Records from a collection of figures

# # #

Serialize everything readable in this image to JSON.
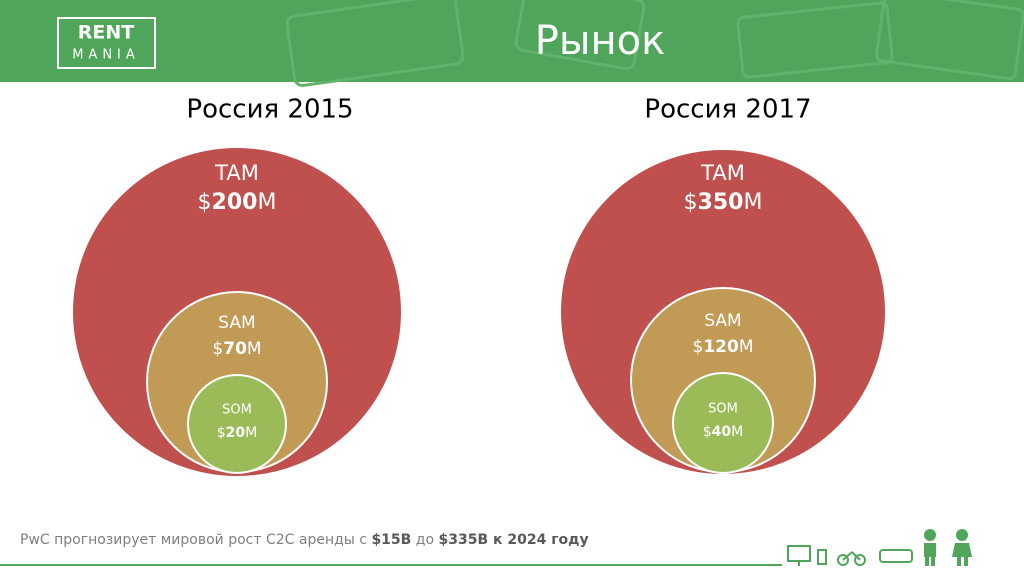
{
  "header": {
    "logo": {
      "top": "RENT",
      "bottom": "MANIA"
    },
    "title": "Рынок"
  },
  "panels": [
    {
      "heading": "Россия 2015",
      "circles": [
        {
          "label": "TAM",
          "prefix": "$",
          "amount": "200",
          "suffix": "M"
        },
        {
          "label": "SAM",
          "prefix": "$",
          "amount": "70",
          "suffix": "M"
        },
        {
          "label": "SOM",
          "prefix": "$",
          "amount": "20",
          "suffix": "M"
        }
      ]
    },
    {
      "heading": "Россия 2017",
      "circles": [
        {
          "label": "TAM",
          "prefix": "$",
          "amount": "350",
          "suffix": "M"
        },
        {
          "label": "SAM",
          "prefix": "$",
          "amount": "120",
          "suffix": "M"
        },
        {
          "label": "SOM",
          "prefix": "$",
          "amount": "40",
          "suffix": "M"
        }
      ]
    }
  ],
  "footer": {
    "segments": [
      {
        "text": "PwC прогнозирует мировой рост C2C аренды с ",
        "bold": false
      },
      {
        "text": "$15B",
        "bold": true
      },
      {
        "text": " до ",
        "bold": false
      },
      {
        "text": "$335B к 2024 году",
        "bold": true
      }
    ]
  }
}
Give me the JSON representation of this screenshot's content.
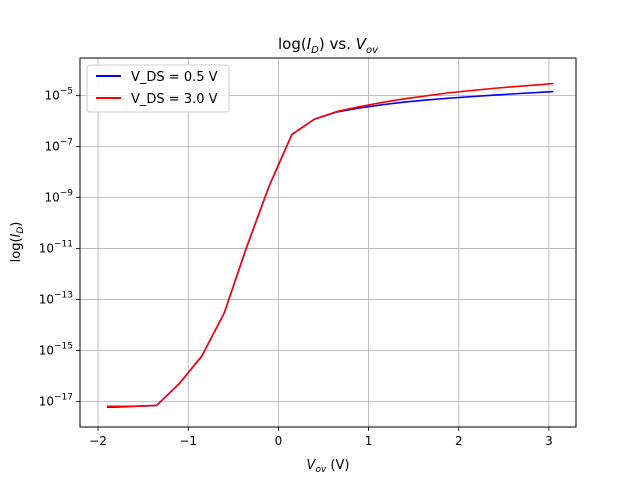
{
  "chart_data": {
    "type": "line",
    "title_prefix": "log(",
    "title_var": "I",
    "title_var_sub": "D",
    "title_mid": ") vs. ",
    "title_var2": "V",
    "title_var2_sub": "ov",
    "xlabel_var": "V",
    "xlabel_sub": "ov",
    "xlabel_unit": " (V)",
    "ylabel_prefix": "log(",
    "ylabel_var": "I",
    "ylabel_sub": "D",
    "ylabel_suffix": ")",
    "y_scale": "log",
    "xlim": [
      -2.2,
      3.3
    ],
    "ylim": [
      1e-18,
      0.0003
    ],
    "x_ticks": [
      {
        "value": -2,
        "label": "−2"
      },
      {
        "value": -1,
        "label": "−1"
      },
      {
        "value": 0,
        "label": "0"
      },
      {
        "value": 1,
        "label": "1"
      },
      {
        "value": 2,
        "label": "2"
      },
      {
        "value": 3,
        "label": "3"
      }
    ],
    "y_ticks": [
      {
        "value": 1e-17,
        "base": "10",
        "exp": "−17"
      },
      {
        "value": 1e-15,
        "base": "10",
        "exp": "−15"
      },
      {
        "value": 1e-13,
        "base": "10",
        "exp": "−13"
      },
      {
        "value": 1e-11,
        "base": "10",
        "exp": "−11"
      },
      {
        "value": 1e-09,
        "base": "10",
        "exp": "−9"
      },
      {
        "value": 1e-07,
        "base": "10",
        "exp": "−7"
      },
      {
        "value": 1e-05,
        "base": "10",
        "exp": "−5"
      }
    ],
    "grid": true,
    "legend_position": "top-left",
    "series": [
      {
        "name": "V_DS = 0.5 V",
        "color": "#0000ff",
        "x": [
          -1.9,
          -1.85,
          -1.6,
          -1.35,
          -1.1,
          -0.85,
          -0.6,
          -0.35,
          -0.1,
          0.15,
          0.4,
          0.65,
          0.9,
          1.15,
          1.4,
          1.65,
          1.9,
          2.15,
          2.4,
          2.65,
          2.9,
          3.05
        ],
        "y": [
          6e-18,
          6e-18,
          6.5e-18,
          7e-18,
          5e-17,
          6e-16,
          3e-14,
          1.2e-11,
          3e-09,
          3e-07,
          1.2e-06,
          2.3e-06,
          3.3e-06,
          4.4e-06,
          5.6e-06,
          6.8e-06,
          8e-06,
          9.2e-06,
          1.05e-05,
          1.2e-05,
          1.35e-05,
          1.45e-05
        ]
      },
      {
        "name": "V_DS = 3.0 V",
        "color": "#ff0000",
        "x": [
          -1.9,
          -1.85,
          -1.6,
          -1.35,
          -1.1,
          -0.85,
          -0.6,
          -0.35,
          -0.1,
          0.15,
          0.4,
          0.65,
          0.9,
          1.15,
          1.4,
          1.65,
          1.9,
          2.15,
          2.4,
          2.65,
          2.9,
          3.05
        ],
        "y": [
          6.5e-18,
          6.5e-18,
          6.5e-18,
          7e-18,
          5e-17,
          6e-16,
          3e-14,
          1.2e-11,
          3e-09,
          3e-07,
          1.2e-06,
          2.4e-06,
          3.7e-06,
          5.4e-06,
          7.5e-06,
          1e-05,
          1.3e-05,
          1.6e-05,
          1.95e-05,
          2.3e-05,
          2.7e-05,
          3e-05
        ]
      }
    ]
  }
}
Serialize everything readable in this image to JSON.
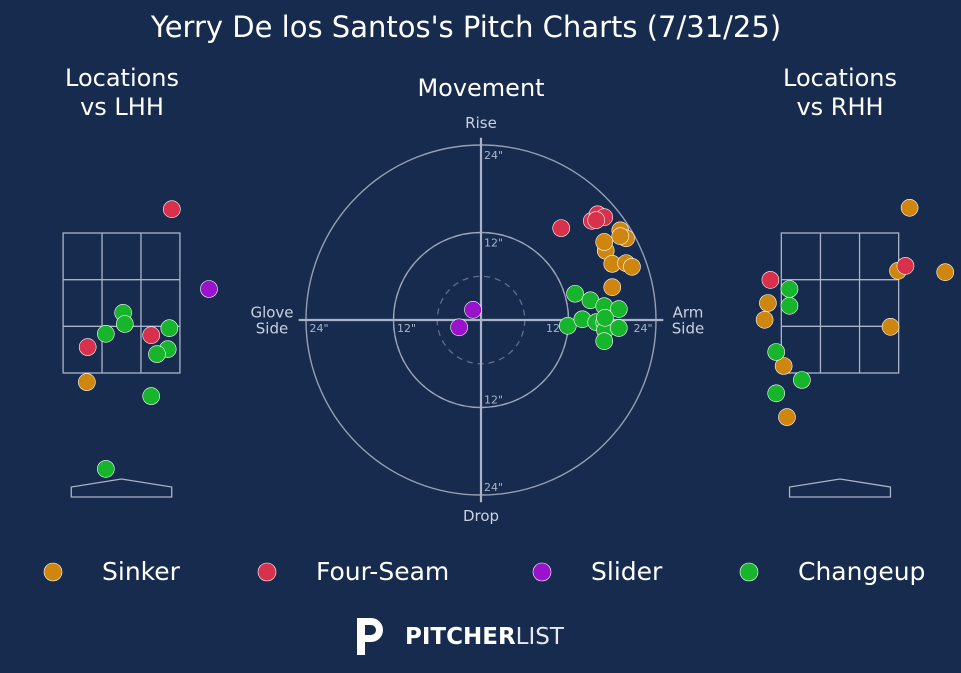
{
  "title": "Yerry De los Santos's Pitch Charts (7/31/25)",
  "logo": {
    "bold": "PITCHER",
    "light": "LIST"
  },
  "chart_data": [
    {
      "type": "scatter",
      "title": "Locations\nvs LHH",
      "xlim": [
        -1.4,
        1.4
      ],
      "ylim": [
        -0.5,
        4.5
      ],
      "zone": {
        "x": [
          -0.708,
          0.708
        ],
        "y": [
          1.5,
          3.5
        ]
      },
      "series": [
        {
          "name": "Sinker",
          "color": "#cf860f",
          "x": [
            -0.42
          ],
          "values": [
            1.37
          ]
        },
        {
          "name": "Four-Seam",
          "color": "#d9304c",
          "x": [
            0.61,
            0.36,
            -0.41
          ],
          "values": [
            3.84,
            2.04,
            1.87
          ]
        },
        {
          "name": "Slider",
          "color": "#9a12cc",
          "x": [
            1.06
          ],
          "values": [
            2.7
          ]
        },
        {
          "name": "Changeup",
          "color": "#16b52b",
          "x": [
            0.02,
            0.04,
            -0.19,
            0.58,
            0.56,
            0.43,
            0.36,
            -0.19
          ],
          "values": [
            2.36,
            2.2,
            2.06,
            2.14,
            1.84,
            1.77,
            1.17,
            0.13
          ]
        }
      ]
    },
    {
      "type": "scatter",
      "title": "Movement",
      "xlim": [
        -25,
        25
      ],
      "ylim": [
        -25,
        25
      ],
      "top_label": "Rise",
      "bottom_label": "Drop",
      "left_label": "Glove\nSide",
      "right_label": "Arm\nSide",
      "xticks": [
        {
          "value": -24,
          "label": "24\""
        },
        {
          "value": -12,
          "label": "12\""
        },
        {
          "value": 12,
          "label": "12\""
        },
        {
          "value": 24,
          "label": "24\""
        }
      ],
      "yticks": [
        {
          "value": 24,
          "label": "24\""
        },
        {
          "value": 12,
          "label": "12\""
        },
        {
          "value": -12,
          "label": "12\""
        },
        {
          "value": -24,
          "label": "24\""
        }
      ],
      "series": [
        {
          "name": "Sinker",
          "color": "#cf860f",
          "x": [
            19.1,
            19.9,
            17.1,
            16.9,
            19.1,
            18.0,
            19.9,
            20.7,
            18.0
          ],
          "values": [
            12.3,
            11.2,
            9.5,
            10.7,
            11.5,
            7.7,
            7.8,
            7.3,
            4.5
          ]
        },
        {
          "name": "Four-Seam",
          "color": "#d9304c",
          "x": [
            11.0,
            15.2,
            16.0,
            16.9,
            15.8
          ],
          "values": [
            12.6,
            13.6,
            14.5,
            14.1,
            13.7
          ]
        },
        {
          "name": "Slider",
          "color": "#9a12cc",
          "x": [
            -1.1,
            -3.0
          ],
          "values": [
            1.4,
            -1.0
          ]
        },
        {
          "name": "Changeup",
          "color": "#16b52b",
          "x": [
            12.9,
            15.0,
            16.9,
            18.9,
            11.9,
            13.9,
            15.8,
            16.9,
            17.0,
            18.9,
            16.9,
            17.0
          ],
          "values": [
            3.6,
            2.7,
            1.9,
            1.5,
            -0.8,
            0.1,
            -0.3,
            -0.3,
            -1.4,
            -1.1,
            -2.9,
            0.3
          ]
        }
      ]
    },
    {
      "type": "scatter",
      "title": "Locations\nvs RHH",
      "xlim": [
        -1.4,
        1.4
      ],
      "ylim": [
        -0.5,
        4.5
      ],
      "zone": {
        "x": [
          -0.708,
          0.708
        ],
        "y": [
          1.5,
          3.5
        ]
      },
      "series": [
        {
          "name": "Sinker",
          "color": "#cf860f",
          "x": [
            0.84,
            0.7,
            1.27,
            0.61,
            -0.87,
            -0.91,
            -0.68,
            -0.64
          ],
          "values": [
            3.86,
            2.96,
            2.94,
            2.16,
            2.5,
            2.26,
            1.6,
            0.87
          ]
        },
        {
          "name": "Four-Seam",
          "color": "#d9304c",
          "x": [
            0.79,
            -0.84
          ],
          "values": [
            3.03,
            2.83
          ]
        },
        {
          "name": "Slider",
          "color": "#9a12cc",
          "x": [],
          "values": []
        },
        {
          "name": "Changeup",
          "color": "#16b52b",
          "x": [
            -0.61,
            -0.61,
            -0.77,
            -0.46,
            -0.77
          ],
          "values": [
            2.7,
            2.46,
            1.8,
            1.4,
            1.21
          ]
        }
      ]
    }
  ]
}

# # #

▸ GIVEN EXERCISE
Pull out every line in the data above that has the word "Россия".

▸ SOLUTION FOR THIS EXERCISE
      "heading": "Россия 2015",
      "heading": "Россия 2017",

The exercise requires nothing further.